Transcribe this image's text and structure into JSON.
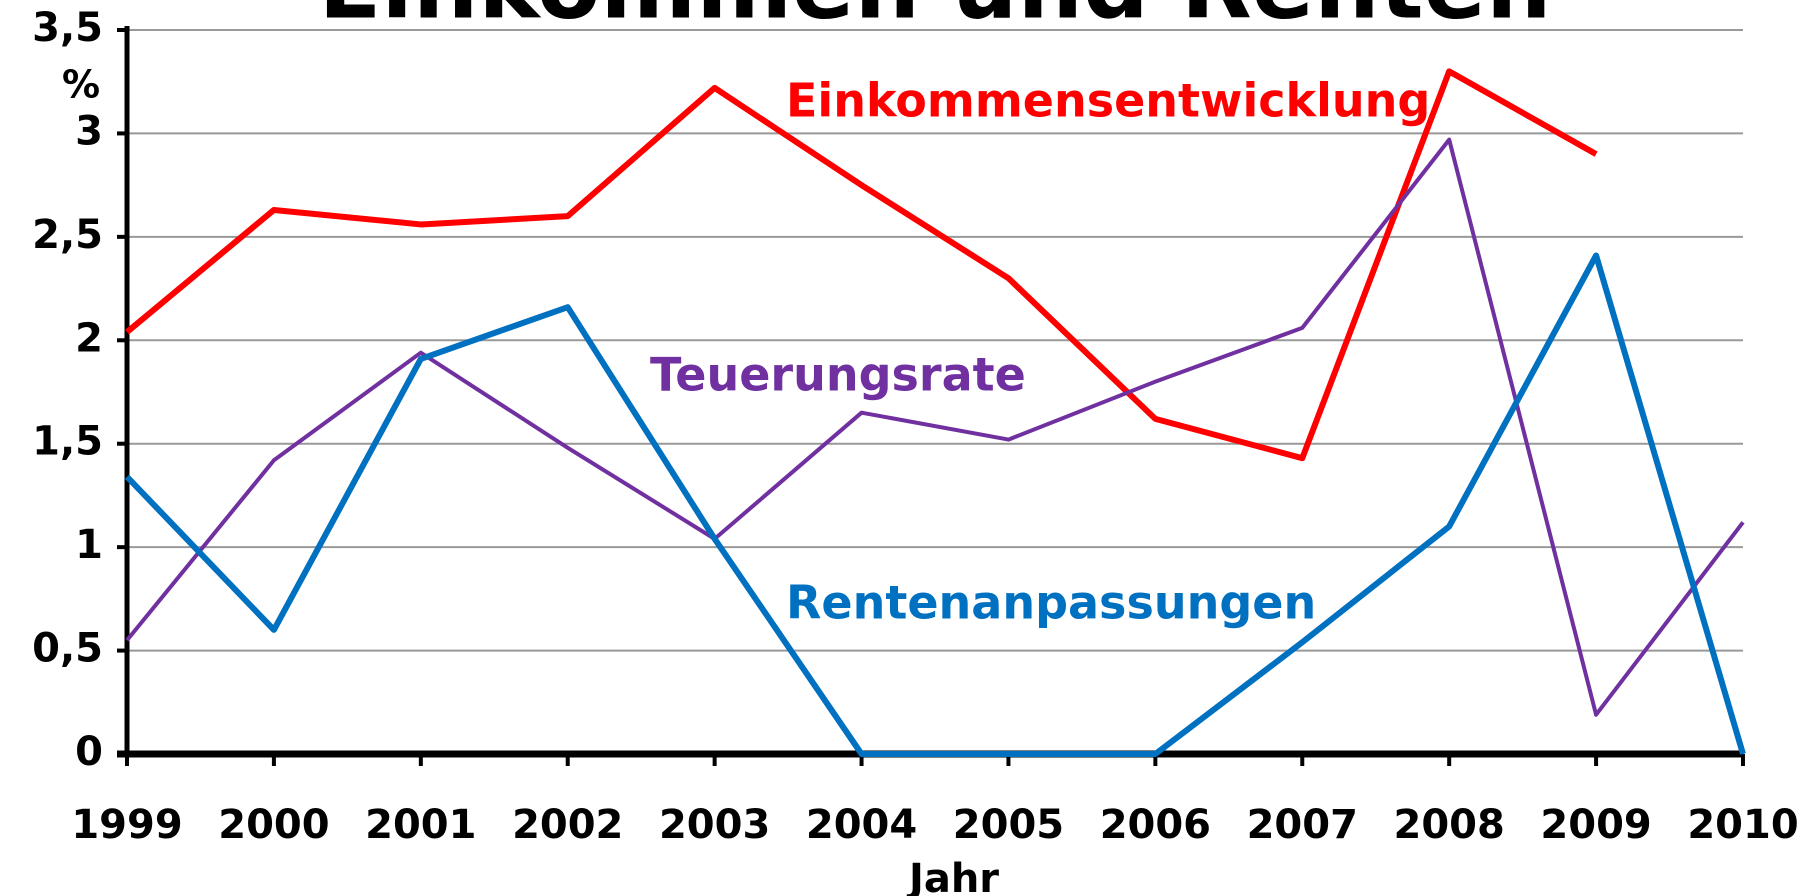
{
  "chart_data": {
    "type": "line",
    "title": "Einkommen und Renten",
    "y_unit": "%",
    "x_label": "Jahr",
    "categories": [
      "1999",
      "2000",
      "2001",
      "2002",
      "2003",
      "2004",
      "2005",
      "2006",
      "2007",
      "2008",
      "2009",
      "2010"
    ],
    "series": [
      {
        "name": "Einkommensentwicklung",
        "color": "#ff0000",
        "values": [
          2.04,
          2.63,
          2.56,
          2.6,
          3.22,
          2.75,
          2.3,
          1.62,
          1.43,
          3.3,
          2.9,
          null
        ]
      },
      {
        "name": "Teuerungsrate",
        "color": "#7030a0",
        "values": [
          0.55,
          1.42,
          1.94,
          1.48,
          1.04,
          1.65,
          1.52,
          1.8,
          2.06,
          2.97,
          0.19,
          1.12
        ]
      },
      {
        "name": "Rentenanpassungen",
        "color": "#0070c0",
        "values": [
          1.34,
          0.6,
          1.91,
          2.16,
          1.04,
          0,
          0,
          0,
          0.54,
          1.1,
          2.41,
          0
        ]
      }
    ],
    "ylim": [
      0,
      3.5
    ],
    "yticks": [
      0,
      {
        "value": 0.5,
        "label": "0,5"
      },
      1,
      {
        "value": 1.5,
        "label": "1,5"
      },
      2,
      {
        "value": 2.5,
        "label": "2,5"
      },
      3,
      {
        "value": 3.5,
        "label": "3,5"
      }
    ],
    "grid": true
  }
}
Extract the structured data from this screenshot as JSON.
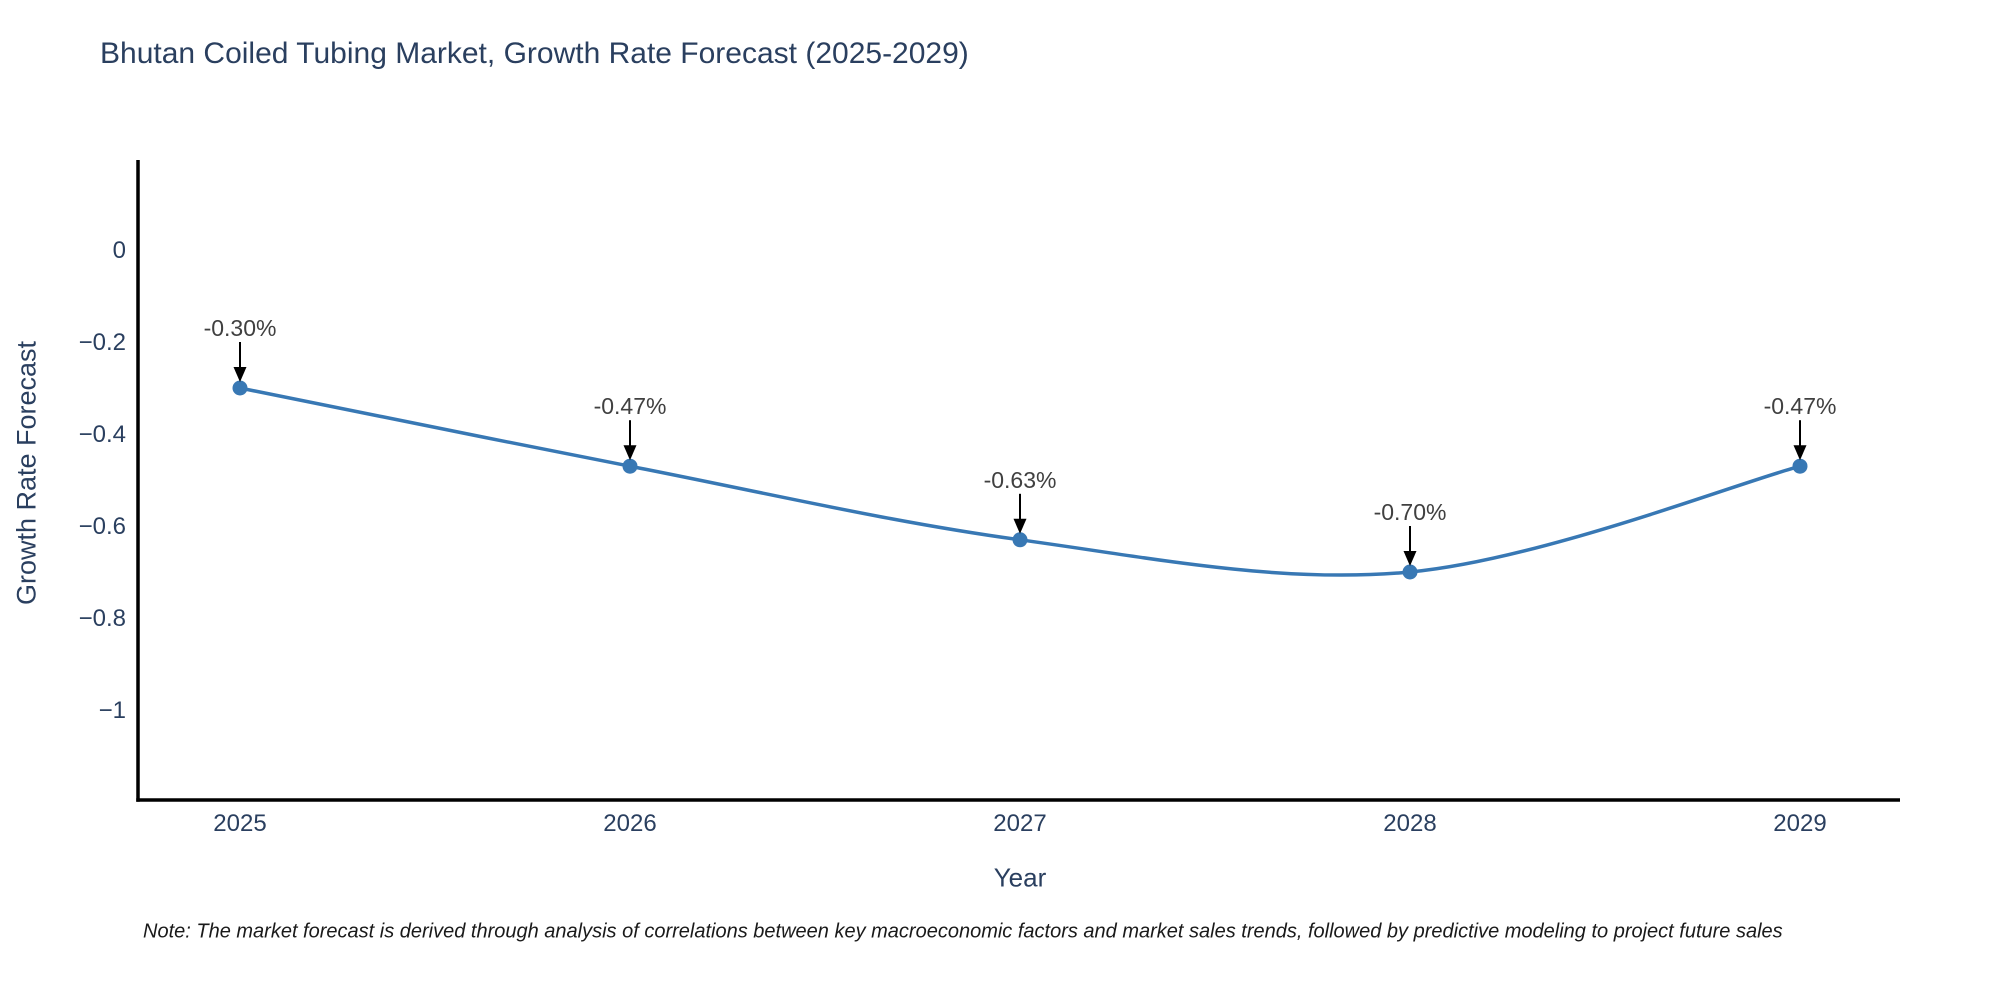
{
  "title": "Bhutan Coiled Tubing Market, Growth Rate Forecast (2025-2029)",
  "note": "Note: The market forecast is derived through analysis of correlations between key macroeconomic factors and market sales trends, followed by predictive modeling to project future sales",
  "colors": {
    "title_text": "#2a3f5f",
    "tick_text": "#2a3f5f",
    "annotation_text": "#404040",
    "note_text": "#1a1a1a",
    "axis_line": "#000000",
    "background": "#ffffff"
  },
  "chart_data": {
    "type": "line",
    "title": "Bhutan Coiled Tubing Market, Growth Rate Forecast (2025-2029)",
    "xlabel": "Year",
    "ylabel": "Growth Rate Forecast",
    "categories": [
      "2025",
      "2026",
      "2027",
      "2028",
      "2029"
    ],
    "series": [
      {
        "name": "Growth Rate Forecast",
        "values": [
          -0.3,
          -0.47,
          -0.63,
          -0.7,
          -0.47
        ]
      }
    ],
    "point_labels": [
      "-0.30%",
      "-0.47%",
      "-0.63%",
      "-0.70%",
      "-0.47%"
    ],
    "ytick_values": [
      0,
      -0.2,
      -0.4,
      -0.6,
      -0.8,
      -1
    ],
    "ytick_labels": [
      "0",
      "−0.2",
      "−0.4",
      "−0.6",
      "−0.8",
      "−1"
    ],
    "ylim": [
      -1.2,
      0.2
    ],
    "line_shape": "spline",
    "line_color": "#3878b4",
    "marker_color": "#3878b4",
    "arrow_color": "#000000",
    "grid": false,
    "legend": false
  }
}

+ + + +

Write out the records above once more, word for word, with no pictures.

• Result:
Transcribe this image's text and structure into JSON.
{
  "chart_data": {
    "type": "line",
    "title": "Einkommen und Renten",
    "y_unit": "%",
    "x_label": "Jahr",
    "categories": [
      "1999",
      "2000",
      "2001",
      "2002",
      "2003",
      "2004",
      "2005",
      "2006",
      "2007",
      "2008",
      "2009",
      "2010"
    ],
    "series": [
      {
        "name": "Einkommensentwicklung",
        "color": "#ff0000",
        "values": [
          2.04,
          2.63,
          2.56,
          2.6,
          3.22,
          2.75,
          2.3,
          1.62,
          1.43,
          3.3,
          2.9,
          null
        ]
      },
      {
        "name": "Teuerungsrate",
        "color": "#7030a0",
        "values": [
          0.55,
          1.42,
          1.94,
          1.48,
          1.04,
          1.65,
          1.52,
          1.8,
          2.06,
          2.97,
          0.19,
          1.12
        ]
      },
      {
        "name": "Rentenanpassungen",
        "color": "#0070c0",
        "values": [
          1.34,
          0.6,
          1.91,
          2.16,
          1.04,
          0,
          0,
          0,
          0.54,
          1.1,
          2.41,
          0
        ]
      }
    ],
    "ylim": [
      0,
      3.5
    ],
    "yticks": [
      0,
      {
        "value": 0.5,
        "label": "0,5"
      },
      1,
      {
        "value": 1.5,
        "label": "1,5"
      },
      2,
      {
        "value": 2.5,
        "label": "2,5"
      },
      3,
      {
        "value": 3.5,
        "label": "3,5"
      }
    ],
    "grid": true
  }
}
Extract the structured data from this screenshot as JSON.
{
  "title": "Bhutan Coiled Tubing Market, Growth Rate Forecast (2025-2029)",
  "note": "Note: The market forecast is derived through analysis of correlations between key macroeconomic factors and market sales trends, followed by predictive modeling to project future sales",
  "colors": {
    "title_text": "#2a3f5f",
    "tick_text": "#2a3f5f",
    "annotation_text": "#404040",
    "note_text": "#1a1a1a",
    "axis_line": "#000000",
    "background": "#ffffff"
  },
  "chart_data": {
    "type": "line",
    "title": "Bhutan Coiled Tubing Market, Growth Rate Forecast (2025-2029)",
    "xlabel": "Year",
    "ylabel": "Growth Rate Forecast",
    "categories": [
      "2025",
      "2026",
      "2027",
      "2028",
      "2029"
    ],
    "series": [
      {
        "name": "Growth Rate Forecast",
        "values": [
          -0.3,
          -0.47,
          -0.63,
          -0.7,
          -0.47
        ]
      }
    ],
    "point_labels": [
      "-0.30%",
      "-0.47%",
      "-0.63%",
      "-0.70%",
      "-0.47%"
    ],
    "ytick_values": [
      0,
      -0.2,
      -0.4,
      -0.6,
      -0.8,
      -1
    ],
    "ytick_labels": [
      "0",
      "−0.2",
      "−0.4",
      "−0.6",
      "−0.8",
      "−1"
    ],
    "ylim": [
      -1.2,
      0.2
    ],
    "line_shape": "spline",
    "line_color": "#3878b4",
    "marker_color": "#3878b4",
    "arrow_color": "#000000",
    "grid": false,
    "legend": false
  }
}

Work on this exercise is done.